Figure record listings

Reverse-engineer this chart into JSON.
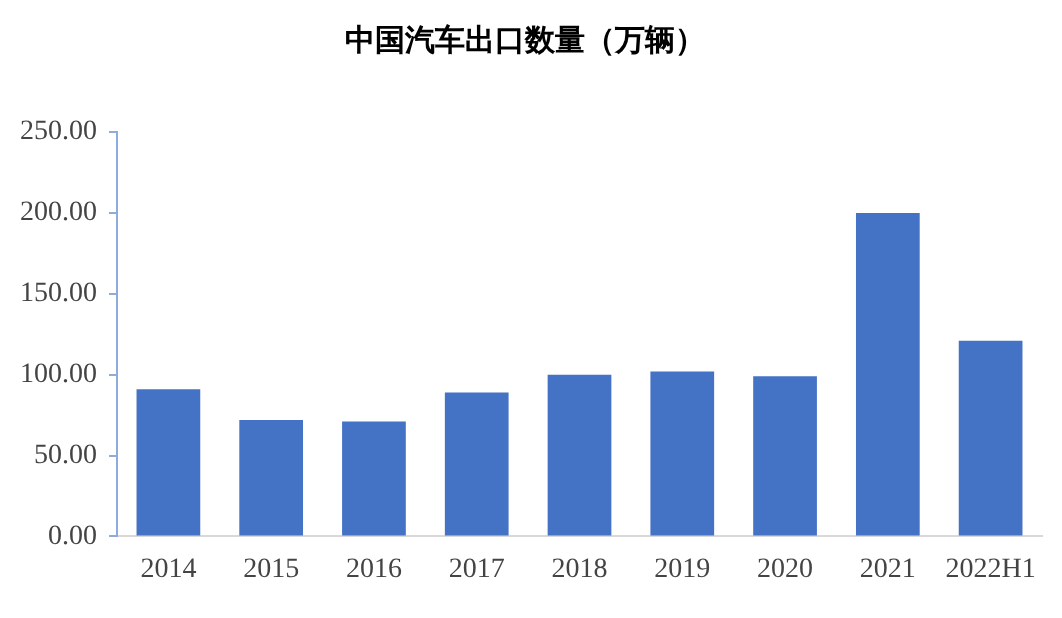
{
  "chart_data": {
    "type": "bar",
    "title": "中国汽车出口数量（万辆）",
    "categories": [
      "2014",
      "2015",
      "2016",
      "2017",
      "2018",
      "2019",
      "2020",
      "2021",
      "2022H1"
    ],
    "values": [
      91,
      72,
      71,
      89,
      100,
      102,
      99,
      200,
      121
    ],
    "color": "#4472c4",
    "ylim": [
      0,
      250
    ],
    "yticks": [
      {
        "value": 0,
        "label": "0.00"
      },
      {
        "value": 50,
        "label": "50.00"
      },
      {
        "value": 100,
        "label": "100.00"
      },
      {
        "value": 150,
        "label": "150.00"
      },
      {
        "value": 200,
        "label": "200.00"
      },
      {
        "value": 250,
        "label": "250.00"
      }
    ],
    "grid": false,
    "legend": false
  }
}
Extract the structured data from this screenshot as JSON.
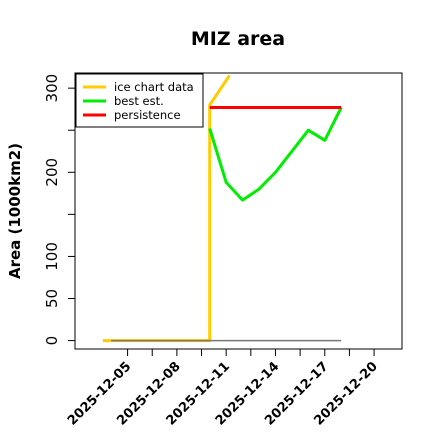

TASK PROMPT: Quote the records in full and exactly; skip any image.

COMPLETE RESPONSE:
Reverse-engineer this chart into JSON.
{
  "chart_data": {
    "type": "bar",
    "title": "中国汽车出口数量（万辆）",
    "categories": [
      "2014",
      "2015",
      "2016",
      "2017",
      "2018",
      "2019",
      "2020",
      "2021",
      "2022H1"
    ],
    "values": [
      91,
      72,
      71,
      89,
      100,
      102,
      99,
      200,
      121
    ],
    "color": "#4472c4",
    "ylim": [
      0,
      250
    ],
    "yticks": [
      {
        "value": 0,
        "label": "0.00"
      },
      {
        "value": 50,
        "label": "50.00"
      },
      {
        "value": 100,
        "label": "100.00"
      },
      {
        "value": 150,
        "label": "150.00"
      },
      {
        "value": 200,
        "label": "200.00"
      },
      {
        "value": 250,
        "label": "250.00"
      }
    ],
    "grid": false,
    "legend": false
  }
}
Extract the structured data from this screenshot as JSON.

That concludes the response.